--- Start ---

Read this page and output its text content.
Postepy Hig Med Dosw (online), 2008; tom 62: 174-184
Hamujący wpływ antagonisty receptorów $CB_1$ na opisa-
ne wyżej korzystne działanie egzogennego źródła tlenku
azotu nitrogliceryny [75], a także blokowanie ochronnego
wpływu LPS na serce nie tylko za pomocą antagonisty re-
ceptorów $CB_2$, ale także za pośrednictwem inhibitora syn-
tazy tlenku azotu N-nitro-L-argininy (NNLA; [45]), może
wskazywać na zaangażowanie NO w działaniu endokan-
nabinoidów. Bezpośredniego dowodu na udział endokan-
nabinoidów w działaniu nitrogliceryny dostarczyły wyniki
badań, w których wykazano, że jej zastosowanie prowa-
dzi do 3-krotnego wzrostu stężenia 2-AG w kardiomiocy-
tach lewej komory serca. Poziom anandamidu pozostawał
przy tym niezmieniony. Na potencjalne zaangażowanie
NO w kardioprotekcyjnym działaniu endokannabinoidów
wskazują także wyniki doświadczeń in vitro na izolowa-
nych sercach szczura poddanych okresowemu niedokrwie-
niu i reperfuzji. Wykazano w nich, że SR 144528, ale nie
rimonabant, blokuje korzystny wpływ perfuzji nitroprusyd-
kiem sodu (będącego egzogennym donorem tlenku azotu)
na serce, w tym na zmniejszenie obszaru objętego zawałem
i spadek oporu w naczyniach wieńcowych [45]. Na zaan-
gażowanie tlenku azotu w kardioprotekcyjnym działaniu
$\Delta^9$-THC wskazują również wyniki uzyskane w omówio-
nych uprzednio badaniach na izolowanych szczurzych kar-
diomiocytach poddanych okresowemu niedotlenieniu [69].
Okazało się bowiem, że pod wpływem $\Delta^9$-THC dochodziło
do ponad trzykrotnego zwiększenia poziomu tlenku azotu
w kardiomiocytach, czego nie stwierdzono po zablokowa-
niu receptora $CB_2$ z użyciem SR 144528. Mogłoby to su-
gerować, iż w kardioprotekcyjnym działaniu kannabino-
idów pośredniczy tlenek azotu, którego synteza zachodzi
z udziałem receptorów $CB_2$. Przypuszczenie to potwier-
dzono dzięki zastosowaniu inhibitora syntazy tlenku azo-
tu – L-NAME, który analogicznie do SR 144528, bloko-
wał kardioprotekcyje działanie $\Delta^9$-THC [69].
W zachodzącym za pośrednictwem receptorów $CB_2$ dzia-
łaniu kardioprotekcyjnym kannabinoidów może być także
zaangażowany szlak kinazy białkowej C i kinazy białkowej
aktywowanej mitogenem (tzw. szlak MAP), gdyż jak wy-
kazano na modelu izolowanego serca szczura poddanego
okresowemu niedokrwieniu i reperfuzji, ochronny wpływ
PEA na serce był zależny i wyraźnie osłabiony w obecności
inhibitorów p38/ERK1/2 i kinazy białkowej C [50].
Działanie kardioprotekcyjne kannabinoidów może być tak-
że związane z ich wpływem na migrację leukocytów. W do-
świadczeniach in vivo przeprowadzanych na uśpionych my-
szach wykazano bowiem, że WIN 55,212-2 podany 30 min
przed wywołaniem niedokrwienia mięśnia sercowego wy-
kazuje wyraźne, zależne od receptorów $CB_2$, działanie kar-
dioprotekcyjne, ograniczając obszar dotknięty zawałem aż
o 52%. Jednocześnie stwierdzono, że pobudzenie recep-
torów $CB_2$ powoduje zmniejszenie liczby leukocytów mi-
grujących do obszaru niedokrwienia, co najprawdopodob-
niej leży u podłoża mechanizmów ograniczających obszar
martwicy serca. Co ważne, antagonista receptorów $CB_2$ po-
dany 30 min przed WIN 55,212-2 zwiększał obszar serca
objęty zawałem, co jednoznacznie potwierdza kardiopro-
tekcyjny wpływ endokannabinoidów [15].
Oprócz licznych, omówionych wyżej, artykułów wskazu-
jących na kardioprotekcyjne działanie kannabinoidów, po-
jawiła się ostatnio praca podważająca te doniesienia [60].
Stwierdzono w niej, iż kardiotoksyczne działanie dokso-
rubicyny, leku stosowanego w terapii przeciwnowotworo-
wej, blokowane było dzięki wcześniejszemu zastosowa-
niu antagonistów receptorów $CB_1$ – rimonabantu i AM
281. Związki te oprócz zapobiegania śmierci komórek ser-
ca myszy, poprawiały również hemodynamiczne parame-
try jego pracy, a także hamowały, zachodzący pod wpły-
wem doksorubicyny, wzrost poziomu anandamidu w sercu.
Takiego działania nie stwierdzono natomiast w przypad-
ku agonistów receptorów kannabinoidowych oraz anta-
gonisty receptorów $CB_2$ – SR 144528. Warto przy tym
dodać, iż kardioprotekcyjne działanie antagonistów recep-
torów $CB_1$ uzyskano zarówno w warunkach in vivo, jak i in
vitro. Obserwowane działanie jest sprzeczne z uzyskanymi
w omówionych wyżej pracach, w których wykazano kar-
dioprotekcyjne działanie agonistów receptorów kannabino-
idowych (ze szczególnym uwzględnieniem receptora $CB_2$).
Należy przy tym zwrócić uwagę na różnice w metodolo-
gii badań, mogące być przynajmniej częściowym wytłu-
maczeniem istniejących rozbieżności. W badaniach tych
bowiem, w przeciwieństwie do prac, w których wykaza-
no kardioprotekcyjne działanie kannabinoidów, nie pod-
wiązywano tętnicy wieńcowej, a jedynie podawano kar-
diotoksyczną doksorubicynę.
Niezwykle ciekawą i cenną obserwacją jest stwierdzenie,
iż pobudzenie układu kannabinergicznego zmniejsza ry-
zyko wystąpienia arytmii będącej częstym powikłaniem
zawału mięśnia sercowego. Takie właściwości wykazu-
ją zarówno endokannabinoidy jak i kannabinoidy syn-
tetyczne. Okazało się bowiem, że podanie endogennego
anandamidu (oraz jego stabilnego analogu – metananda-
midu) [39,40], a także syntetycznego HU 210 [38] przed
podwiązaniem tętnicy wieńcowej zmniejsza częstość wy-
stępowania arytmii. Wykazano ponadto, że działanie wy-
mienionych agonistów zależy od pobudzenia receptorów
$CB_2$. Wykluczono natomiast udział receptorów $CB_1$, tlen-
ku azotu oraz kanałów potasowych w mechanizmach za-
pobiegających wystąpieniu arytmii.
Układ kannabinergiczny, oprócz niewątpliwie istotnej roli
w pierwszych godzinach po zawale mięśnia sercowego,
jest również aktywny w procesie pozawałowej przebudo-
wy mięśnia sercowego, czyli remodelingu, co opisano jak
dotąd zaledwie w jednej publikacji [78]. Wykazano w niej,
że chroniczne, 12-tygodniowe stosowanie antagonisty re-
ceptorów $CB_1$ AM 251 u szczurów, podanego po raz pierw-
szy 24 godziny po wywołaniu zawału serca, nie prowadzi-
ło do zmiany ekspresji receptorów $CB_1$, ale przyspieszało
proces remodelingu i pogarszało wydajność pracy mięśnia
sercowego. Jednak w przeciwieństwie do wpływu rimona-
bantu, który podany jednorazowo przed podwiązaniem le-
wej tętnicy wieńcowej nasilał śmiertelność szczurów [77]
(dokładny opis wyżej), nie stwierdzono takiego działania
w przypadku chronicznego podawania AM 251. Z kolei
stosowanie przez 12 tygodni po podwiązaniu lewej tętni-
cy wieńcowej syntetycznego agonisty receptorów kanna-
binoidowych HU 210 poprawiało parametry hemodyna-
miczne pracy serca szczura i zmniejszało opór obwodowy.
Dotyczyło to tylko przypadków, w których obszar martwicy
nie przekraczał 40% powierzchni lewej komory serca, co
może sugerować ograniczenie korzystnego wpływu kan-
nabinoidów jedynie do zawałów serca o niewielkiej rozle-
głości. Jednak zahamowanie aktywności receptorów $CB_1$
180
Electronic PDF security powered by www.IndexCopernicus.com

--- End ---

Short exercise -
From the entries above, pull out each line that includes "martwicy".

Output below -
martwicy serca. Co ważne, antagonista receptorów $CB_2$ po-
Dotyczyło to tylko przypadków, w których obszar martwicy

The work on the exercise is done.